- _Aim_: Report, word for word, every line of the material that contains "temperature".

(A block of data)
#####

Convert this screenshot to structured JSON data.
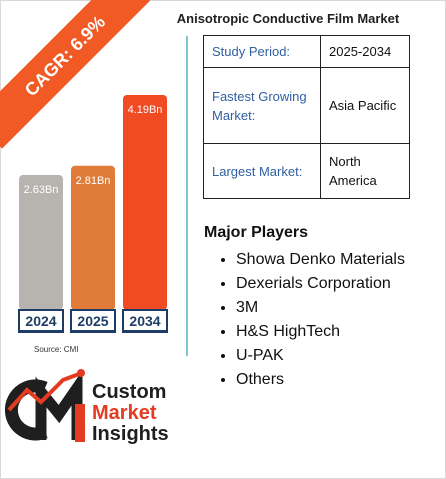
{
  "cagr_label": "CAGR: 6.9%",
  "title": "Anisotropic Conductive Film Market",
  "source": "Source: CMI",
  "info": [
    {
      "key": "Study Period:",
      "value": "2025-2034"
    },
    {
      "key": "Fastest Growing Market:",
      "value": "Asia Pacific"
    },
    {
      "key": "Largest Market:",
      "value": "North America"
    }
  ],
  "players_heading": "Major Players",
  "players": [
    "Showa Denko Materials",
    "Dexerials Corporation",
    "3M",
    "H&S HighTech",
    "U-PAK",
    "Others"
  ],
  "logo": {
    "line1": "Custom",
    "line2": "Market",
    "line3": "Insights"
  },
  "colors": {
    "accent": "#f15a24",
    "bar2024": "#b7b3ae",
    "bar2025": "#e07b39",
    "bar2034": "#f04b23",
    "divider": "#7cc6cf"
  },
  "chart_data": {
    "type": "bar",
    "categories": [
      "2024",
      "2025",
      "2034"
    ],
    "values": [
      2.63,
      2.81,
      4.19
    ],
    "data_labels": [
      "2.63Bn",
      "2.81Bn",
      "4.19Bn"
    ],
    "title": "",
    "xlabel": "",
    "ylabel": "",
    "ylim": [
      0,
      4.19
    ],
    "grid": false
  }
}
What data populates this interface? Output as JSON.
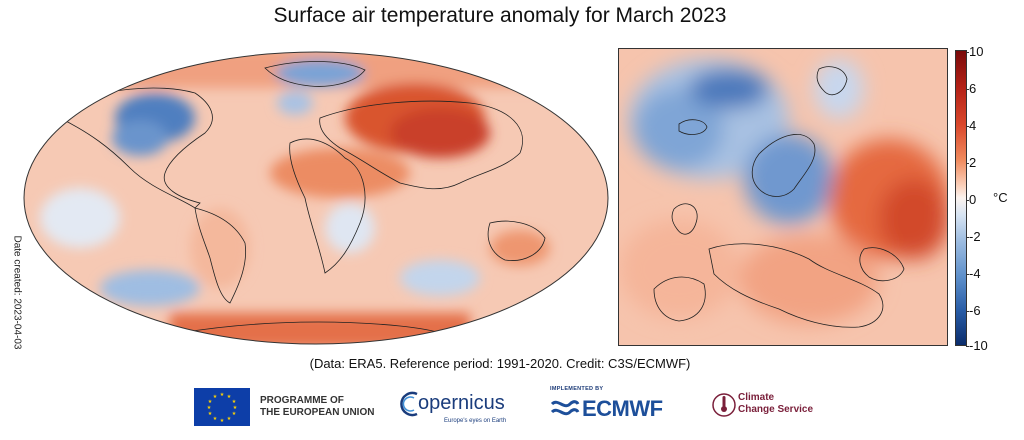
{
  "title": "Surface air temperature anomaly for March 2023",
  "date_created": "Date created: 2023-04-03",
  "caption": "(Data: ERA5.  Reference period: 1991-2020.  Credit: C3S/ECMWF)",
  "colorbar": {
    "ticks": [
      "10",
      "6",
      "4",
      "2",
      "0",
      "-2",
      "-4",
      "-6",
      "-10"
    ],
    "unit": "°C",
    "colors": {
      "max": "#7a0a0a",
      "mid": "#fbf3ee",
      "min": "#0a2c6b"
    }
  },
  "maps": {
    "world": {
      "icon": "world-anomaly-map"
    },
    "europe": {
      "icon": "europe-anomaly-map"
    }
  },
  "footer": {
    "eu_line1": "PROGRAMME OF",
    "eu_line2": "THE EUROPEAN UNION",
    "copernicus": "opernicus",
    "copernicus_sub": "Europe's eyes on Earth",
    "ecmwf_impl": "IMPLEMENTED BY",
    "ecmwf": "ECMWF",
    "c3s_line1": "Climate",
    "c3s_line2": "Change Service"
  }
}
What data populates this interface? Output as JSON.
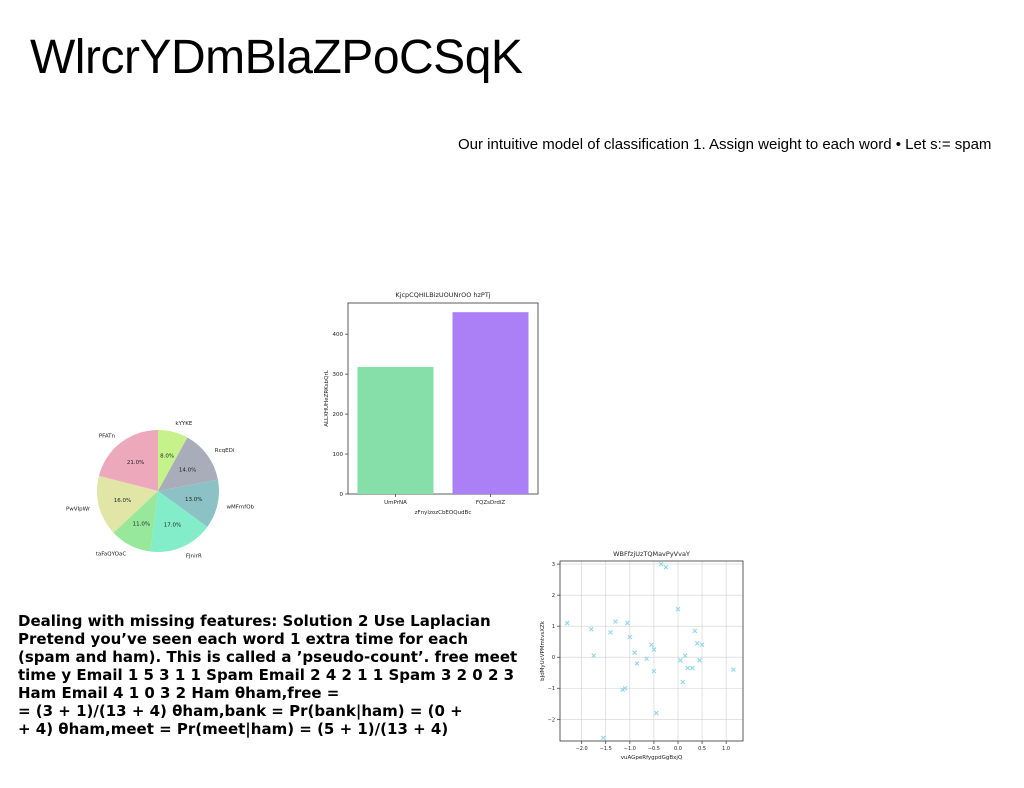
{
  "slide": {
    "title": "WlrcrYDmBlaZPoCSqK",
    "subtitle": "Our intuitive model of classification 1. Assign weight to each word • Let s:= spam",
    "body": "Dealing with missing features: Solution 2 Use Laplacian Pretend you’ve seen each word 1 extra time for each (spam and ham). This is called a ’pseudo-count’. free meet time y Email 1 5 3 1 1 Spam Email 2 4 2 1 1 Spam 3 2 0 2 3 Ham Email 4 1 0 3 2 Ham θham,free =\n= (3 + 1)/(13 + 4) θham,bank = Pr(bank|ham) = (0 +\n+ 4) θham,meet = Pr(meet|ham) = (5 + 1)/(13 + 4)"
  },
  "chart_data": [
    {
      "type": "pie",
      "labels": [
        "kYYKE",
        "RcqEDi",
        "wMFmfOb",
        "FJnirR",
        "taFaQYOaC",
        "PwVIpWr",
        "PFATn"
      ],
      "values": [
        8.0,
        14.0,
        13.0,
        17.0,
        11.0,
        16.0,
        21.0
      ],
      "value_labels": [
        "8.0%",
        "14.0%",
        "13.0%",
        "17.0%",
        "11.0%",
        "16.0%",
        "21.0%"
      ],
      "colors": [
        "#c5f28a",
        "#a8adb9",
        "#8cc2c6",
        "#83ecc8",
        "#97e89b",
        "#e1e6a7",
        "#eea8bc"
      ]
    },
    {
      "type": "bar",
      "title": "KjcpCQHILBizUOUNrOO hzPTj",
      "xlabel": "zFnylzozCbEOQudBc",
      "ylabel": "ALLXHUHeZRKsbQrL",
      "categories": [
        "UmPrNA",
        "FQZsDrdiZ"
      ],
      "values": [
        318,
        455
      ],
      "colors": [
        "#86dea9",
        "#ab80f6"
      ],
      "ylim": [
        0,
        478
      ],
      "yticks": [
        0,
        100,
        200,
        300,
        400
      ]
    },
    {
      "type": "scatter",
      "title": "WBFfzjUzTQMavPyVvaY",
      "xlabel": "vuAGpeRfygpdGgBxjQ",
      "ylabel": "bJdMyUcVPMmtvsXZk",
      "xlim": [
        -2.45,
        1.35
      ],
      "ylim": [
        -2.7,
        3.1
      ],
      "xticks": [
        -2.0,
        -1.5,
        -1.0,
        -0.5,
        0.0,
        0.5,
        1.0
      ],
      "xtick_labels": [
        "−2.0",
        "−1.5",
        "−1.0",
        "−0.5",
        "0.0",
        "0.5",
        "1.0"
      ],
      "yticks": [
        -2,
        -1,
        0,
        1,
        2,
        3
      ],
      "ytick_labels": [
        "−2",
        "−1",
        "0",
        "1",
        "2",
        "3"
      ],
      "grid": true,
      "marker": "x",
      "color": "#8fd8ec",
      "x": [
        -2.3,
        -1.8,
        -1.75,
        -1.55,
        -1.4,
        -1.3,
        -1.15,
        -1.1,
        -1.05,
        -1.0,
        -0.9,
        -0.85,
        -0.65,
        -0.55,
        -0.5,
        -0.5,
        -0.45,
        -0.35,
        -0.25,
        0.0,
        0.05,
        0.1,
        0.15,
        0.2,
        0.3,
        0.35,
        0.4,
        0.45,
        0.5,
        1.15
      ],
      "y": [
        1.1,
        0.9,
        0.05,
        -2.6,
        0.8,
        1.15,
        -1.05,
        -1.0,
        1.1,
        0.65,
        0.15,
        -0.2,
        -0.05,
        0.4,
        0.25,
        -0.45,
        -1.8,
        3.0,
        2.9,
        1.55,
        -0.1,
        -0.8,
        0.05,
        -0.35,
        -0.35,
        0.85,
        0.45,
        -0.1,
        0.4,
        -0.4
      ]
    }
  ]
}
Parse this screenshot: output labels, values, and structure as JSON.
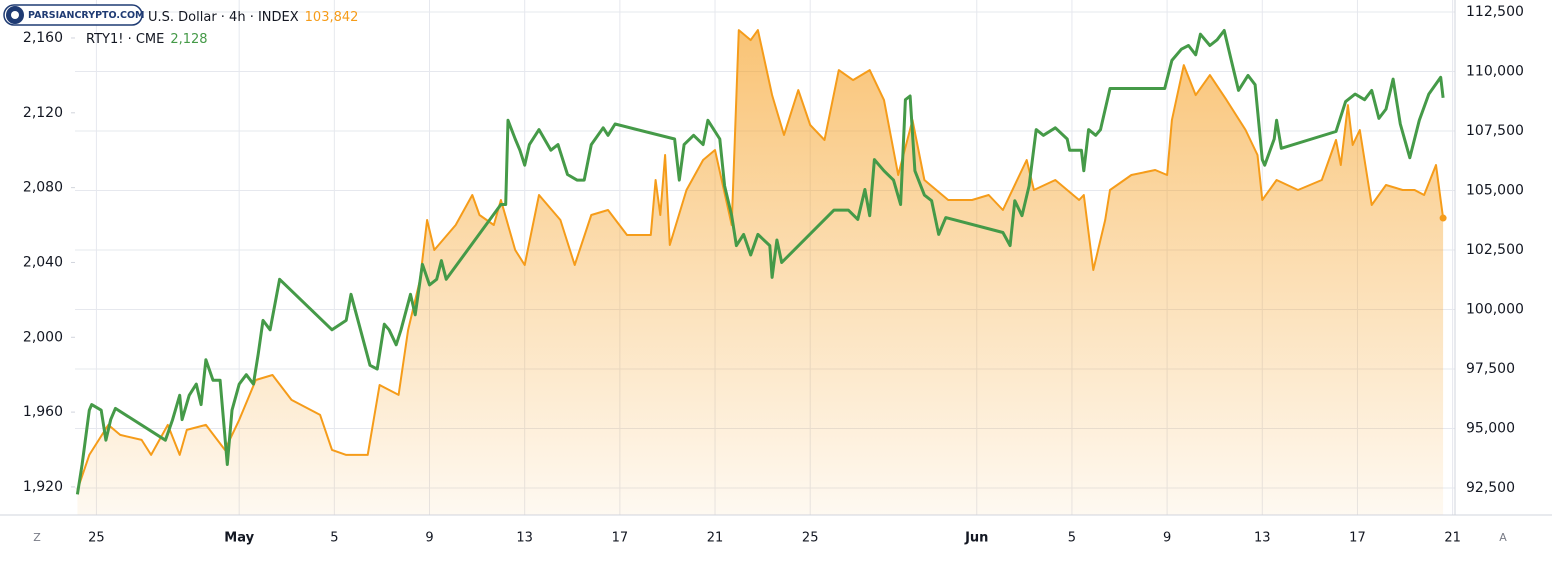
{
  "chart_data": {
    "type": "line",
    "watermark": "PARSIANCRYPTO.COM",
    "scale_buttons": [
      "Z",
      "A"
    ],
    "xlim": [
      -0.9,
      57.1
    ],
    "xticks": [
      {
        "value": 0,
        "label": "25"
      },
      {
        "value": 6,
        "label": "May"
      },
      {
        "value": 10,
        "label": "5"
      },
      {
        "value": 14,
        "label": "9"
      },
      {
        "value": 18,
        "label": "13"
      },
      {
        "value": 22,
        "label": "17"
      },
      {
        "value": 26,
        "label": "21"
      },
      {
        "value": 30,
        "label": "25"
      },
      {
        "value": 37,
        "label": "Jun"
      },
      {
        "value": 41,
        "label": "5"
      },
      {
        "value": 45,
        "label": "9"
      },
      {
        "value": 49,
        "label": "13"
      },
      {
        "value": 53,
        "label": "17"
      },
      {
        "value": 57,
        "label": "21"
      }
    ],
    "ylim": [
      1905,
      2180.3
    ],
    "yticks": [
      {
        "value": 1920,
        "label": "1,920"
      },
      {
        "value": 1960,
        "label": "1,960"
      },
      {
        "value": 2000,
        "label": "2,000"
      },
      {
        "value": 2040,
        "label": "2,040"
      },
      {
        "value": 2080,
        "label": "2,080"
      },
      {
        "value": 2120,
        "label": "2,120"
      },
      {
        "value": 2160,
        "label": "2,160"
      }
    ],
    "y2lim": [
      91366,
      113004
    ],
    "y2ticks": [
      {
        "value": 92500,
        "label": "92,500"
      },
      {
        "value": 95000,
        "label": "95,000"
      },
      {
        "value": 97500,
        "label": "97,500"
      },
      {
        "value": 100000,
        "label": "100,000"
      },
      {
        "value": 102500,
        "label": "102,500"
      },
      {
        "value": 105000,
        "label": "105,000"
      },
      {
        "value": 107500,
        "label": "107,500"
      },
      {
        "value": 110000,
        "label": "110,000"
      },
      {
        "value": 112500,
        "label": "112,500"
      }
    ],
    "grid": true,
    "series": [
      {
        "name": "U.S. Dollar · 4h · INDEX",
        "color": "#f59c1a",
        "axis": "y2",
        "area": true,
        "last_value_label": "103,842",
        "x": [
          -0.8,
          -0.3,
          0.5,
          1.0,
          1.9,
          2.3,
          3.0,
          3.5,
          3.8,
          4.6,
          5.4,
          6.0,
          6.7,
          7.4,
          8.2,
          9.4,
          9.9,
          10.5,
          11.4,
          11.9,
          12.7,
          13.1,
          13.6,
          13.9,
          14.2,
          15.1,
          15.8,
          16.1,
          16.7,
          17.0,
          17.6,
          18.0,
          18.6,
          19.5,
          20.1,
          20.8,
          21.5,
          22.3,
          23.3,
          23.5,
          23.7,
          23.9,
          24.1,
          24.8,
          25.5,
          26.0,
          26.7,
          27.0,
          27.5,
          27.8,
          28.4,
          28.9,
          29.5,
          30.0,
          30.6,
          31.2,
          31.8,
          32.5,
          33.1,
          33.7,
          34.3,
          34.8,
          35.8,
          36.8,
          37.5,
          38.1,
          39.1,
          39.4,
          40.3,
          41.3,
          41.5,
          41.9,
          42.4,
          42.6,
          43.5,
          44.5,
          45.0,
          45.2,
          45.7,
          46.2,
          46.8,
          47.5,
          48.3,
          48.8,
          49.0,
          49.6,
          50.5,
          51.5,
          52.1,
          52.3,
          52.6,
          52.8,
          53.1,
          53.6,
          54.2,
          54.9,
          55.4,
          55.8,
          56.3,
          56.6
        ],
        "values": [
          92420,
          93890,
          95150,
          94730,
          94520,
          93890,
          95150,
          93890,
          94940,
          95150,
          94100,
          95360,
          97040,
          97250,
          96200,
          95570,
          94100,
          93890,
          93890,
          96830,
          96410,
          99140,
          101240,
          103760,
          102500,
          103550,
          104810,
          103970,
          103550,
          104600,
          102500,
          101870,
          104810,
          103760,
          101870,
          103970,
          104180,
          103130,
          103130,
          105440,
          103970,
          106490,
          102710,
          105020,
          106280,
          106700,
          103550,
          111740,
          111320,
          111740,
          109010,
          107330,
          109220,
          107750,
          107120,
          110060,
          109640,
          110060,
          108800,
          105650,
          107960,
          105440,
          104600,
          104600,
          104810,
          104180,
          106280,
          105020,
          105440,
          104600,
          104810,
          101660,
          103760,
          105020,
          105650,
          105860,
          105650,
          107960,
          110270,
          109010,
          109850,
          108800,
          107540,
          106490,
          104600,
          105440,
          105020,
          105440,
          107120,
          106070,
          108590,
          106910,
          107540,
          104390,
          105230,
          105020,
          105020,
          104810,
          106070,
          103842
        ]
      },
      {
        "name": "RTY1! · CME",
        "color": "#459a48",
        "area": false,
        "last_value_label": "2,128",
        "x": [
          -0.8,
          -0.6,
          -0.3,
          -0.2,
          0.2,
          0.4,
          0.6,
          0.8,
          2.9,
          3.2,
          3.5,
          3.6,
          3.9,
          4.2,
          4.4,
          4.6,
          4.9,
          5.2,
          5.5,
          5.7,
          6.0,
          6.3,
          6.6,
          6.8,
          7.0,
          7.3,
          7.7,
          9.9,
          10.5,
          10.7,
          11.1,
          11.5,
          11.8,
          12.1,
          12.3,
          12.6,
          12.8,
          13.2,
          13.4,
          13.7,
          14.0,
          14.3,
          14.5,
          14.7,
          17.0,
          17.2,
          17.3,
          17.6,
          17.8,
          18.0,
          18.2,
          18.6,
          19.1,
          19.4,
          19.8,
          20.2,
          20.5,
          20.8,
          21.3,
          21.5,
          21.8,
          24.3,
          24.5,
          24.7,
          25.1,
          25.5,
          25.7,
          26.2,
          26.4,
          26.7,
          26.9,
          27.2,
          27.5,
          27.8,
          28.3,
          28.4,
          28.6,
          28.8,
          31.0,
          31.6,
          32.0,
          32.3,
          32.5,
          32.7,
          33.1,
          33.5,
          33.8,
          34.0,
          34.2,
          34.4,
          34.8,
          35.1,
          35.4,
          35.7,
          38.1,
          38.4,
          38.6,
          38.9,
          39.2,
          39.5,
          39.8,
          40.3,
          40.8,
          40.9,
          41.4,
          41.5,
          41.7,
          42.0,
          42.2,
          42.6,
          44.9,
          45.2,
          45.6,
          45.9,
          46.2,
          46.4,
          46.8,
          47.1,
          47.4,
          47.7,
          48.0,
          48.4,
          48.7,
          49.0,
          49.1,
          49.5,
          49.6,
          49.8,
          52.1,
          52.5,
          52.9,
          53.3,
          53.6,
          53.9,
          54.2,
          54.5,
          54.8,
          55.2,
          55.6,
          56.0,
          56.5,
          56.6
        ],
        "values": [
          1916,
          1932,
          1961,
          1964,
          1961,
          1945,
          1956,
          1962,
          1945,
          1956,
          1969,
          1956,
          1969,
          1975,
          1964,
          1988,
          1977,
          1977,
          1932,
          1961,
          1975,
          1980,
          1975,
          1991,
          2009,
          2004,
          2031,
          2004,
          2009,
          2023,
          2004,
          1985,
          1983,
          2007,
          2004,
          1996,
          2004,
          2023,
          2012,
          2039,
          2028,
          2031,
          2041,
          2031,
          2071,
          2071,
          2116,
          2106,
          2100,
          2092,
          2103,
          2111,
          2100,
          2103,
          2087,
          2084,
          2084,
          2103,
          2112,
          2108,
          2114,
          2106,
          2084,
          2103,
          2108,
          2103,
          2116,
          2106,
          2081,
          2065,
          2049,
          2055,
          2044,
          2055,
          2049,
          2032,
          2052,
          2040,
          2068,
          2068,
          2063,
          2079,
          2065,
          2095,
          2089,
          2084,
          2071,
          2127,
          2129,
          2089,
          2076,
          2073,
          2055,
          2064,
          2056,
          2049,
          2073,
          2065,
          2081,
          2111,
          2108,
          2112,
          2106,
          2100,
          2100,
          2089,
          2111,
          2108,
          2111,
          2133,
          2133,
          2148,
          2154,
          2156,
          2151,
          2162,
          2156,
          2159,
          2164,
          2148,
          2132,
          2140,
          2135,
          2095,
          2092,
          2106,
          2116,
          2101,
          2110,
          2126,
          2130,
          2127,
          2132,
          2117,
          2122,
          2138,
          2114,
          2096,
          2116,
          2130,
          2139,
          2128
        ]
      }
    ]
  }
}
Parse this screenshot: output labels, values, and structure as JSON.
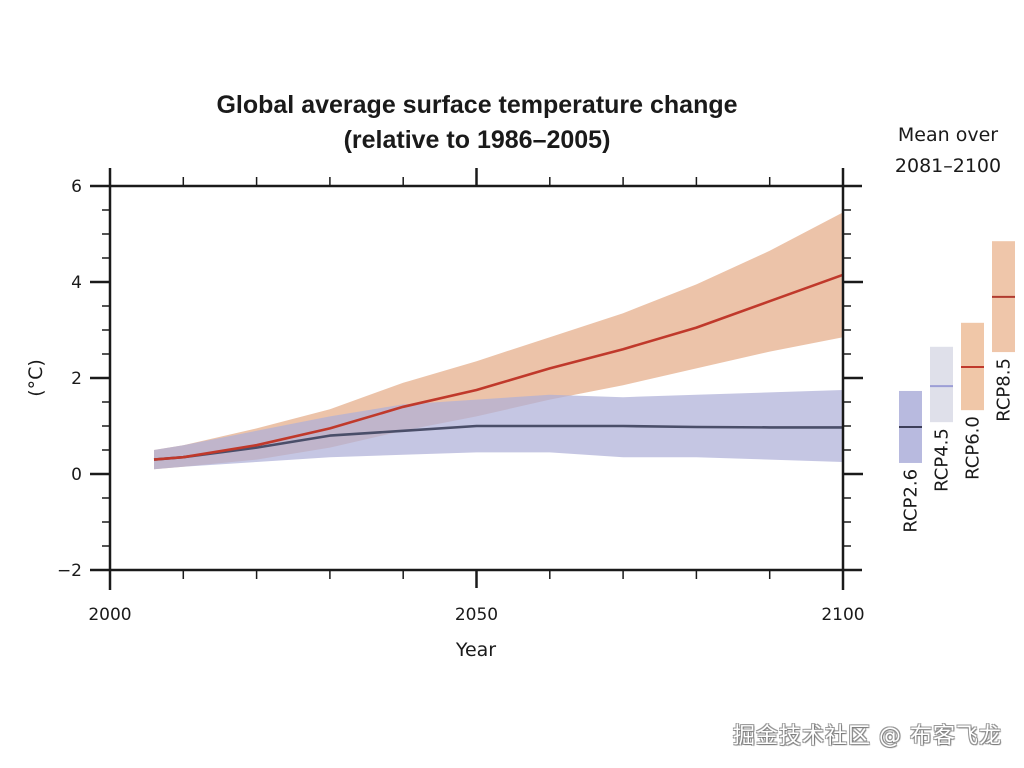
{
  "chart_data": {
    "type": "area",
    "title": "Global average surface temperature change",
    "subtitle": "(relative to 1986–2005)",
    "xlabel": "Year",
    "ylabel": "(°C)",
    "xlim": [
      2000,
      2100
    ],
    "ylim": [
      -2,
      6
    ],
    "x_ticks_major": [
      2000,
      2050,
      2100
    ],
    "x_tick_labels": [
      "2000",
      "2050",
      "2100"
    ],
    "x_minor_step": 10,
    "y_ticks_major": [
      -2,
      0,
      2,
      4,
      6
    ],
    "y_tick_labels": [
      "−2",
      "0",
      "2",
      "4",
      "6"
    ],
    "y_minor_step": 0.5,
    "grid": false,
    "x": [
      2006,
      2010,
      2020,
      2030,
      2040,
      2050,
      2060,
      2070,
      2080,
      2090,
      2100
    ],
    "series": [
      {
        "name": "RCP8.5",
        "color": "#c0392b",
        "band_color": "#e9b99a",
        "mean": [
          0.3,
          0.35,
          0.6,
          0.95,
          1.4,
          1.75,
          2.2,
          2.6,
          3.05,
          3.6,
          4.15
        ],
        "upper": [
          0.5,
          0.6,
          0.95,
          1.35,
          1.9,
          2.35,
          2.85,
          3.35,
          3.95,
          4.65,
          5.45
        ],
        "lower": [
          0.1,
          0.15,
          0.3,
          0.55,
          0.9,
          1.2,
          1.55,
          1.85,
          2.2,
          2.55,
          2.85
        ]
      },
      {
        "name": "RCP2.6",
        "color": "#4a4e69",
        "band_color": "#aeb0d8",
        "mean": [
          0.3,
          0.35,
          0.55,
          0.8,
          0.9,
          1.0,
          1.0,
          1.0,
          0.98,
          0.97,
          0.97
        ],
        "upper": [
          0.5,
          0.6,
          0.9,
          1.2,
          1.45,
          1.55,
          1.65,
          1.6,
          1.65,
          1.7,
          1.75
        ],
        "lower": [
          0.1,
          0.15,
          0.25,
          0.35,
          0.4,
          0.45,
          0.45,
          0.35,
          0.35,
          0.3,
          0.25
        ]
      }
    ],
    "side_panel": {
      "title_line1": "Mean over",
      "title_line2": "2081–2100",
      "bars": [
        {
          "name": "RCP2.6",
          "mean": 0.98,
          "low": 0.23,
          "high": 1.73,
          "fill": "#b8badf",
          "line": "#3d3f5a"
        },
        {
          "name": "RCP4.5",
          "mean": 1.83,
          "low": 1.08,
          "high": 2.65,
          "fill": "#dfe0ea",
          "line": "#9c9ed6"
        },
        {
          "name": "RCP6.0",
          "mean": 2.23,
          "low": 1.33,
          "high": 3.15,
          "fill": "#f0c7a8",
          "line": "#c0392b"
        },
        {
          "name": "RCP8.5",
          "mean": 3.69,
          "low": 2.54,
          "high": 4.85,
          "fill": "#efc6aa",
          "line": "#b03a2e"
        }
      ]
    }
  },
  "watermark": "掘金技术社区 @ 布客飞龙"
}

#####

- _Solution for this exercise_:
  "title": "Surface air temperature anomaly for March 2023",
    "title": "Global average surface temperature change",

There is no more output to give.